--- Start ---

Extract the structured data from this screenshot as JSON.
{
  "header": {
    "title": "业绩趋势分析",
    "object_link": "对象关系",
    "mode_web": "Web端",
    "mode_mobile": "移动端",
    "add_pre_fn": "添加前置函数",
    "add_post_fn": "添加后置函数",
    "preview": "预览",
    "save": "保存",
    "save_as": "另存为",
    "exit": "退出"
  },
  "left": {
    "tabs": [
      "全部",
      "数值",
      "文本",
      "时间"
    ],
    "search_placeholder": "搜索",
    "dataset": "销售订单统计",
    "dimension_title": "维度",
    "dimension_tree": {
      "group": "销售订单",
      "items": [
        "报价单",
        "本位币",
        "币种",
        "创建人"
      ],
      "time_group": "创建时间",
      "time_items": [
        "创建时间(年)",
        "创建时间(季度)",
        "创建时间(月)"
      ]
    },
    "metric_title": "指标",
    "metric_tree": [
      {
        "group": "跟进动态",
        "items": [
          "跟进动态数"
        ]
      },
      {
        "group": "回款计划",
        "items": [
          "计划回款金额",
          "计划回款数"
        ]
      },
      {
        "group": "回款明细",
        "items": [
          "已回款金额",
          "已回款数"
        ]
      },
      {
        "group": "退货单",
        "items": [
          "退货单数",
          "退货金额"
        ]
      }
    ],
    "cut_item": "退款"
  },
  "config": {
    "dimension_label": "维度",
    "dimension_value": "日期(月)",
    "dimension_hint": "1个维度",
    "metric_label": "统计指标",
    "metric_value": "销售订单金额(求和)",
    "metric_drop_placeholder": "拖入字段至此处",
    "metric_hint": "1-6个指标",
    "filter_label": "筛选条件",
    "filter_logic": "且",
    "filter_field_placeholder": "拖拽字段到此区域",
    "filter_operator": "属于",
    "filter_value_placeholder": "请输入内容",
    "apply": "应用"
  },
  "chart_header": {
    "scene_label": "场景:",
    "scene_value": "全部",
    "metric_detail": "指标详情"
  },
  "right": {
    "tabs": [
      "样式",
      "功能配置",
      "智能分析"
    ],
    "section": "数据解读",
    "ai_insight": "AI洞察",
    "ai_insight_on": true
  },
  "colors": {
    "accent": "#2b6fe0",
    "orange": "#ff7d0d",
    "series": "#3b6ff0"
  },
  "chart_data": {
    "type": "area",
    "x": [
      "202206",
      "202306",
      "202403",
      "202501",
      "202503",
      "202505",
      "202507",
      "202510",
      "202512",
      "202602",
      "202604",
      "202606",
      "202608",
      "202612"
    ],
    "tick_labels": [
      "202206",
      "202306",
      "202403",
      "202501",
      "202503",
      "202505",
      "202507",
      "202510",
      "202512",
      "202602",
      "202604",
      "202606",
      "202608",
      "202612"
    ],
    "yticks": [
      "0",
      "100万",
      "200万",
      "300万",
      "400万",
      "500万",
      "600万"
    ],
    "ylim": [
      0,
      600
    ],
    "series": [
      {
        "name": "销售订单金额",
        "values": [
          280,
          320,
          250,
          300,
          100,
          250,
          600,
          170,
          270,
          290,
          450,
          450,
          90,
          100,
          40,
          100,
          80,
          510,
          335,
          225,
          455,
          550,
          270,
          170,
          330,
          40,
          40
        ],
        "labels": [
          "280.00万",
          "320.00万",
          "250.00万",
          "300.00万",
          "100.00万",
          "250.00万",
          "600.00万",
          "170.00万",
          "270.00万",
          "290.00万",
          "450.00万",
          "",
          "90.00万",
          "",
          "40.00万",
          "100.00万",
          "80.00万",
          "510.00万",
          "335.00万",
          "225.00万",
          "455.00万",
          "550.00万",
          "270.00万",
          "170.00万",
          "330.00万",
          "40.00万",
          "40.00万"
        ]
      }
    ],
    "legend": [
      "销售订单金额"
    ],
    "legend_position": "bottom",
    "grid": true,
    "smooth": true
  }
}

--- End ---

- **Written request**:
Write out all the records above again, exactly as they stand.

- **Correct answer**:
Extract the structured data from this screenshot as JSON.
{
  "header": {
    "title": "业绩趋势分析",
    "object_link": "对象关系",
    "mode_web": "Web端",
    "mode_mobile": "移动端",
    "add_pre_fn": "添加前置函数",
    "add_post_fn": "添加后置函数",
    "preview": "预览",
    "save": "保存",
    "save_as": "另存为",
    "exit": "退出"
  },
  "left": {
    "tabs": [
      "全部",
      "数值",
      "文本",
      "时间"
    ],
    "search_placeholder": "搜索",
    "dataset": "销售订单统计",
    "dimension_title": "维度",
    "dimension_tree": {
      "group": "销售订单",
      "items": [
        "报价单",
        "本位币",
        "币种",
        "创建人"
      ],
      "time_group": "创建时间",
      "time_items": [
        "创建时间(年)",
        "创建时间(季度)",
        "创建时间(月)"
      ]
    },
    "metric_title": "指标",
    "metric_tree": [
      {
        "group": "跟进动态",
        "items": [
          "跟进动态数"
        ]
      },
      {
        "group": "回款计划",
        "items": [
          "计划回款金额",
          "计划回款数"
        ]
      },
      {
        "group": "回款明细",
        "items": [
          "已回款金额",
          "已回款数"
        ]
      },
      {
        "group": "退货单",
        "items": [
          "退货单数",
          "退货金额"
        ]
      }
    ],
    "cut_item": "退款"
  },
  "config": {
    "dimension_label": "维度",
    "dimension_value": "日期(月)",
    "dimension_hint": "1个维度",
    "metric_label": "统计指标",
    "metric_value": "销售订单金额(求和)",
    "metric_drop_placeholder": "拖入字段至此处",
    "metric_hint": "1-6个指标",
    "filter_label": "筛选条件",
    "filter_logic": "且",
    "filter_field_placeholder": "拖拽字段到此区域",
    "filter_operator": "属于",
    "filter_value_placeholder": "请输入内容",
    "apply": "应用"
  },
  "chart_header": {
    "scene_label": "场景:",
    "scene_value": "全部",
    "metric_detail": "指标详情"
  },
  "right": {
    "tabs": [
      "样式",
      "功能配置",
      "智能分析"
    ],
    "section": "数据解读",
    "ai_insight": "AI洞察",
    "ai_insight_on": true
  },
  "colors": {
    "accent": "#2b6fe0",
    "orange": "#ff7d0d",
    "series": "#3b6ff0"
  },
  "chart_data": {
    "type": "area",
    "x": [
      "202206",
      "202306",
      "202403",
      "202501",
      "202503",
      "202505",
      "202507",
      "202510",
      "202512",
      "202602",
      "202604",
      "202606",
      "202608",
      "202612"
    ],
    "tick_labels": [
      "202206",
      "202306",
      "202403",
      "202501",
      "202503",
      "202505",
      "202507",
      "202510",
      "202512",
      "202602",
      "202604",
      "202606",
      "202608",
      "202612"
    ],
    "yticks": [
      "0",
      "100万",
      "200万",
      "300万",
      "400万",
      "500万",
      "600万"
    ],
    "ylim": [
      0,
      600
    ],
    "series": [
      {
        "name": "销售订单金额",
        "values": [
          280,
          320,
          250,
          300,
          100,
          250,
          600,
          170,
          270,
          290,
          450,
          450,
          90,
          100,
          40,
          100,
          80,
          510,
          335,
          225,
          455,
          550,
          270,
          170,
          330,
          40,
          40
        ],
        "labels": [
          "280.00万",
          "320.00万",
          "250.00万",
          "300.00万",
          "100.00万",
          "250.00万",
          "600.00万",
          "170.00万",
          "270.00万",
          "290.00万",
          "450.00万",
          "",
          "90.00万",
          "",
          "40.00万",
          "100.00万",
          "80.00万",
          "510.00万",
          "335.00万",
          "225.00万",
          "455.00万",
          "550.00万",
          "270.00万",
          "170.00万",
          "330.00万",
          "40.00万",
          "40.00万"
        ]
      }
    ],
    "legend": [
      "销售订单金额"
    ],
    "legend_position": "bottom",
    "grid": true,
    "smooth": true
  }
}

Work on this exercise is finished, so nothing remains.